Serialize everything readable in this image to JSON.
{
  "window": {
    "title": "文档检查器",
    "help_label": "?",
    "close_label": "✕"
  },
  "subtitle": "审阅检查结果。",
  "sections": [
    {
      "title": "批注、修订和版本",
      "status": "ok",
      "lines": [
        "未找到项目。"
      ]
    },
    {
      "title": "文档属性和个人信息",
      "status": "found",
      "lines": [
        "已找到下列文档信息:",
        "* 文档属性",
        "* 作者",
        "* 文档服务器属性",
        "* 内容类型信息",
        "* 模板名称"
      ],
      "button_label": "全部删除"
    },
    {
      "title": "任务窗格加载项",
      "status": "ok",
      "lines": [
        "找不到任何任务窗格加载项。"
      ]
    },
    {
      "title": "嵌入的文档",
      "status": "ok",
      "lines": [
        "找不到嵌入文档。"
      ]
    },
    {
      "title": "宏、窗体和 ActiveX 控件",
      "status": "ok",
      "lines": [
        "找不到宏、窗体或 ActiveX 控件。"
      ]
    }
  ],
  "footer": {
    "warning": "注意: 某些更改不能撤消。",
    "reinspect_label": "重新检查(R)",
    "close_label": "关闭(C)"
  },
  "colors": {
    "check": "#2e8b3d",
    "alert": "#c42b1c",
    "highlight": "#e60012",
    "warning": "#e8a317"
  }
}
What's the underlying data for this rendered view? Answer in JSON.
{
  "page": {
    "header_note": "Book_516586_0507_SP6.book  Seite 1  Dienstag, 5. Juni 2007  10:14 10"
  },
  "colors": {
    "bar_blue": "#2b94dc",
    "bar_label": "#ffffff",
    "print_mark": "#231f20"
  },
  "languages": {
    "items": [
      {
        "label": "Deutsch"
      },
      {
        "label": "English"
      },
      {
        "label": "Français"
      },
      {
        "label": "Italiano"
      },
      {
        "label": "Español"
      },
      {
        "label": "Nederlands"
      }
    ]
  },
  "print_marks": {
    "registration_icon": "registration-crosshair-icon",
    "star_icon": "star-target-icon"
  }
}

======

**What you should do:**
Exactly reproduce the lines that run from the line with "What's the underlying" through the last line of the records, inclusive.

**Solution below:**
What's the underlying data for this rendered view? Answer in JSON.
{
  "page": {
    "header_note": "Book_516586_0507_SP6.book  Seite 1  Dienstag, 5. Juni 2007  10:14 10"
  },
  "colors": {
    "bar_blue": "#2b94dc",
    "bar_label": "#ffffff",
    "print_mark": "#231f20"
  },
  "languages": {
    "items": [
      {
        "label": "Deutsch"
      },
      {
        "label": "English"
      },
      {
        "label": "Français"
      },
      {
        "label": "Italiano"
      },
      {
        "label": "Español"
      },
      {
        "label": "Nederlands"
      }
    ]
  },
  "print_marks": {
    "registration_icon": "registration-crosshair-icon",
    "star_icon": "star-target-icon"
  }
}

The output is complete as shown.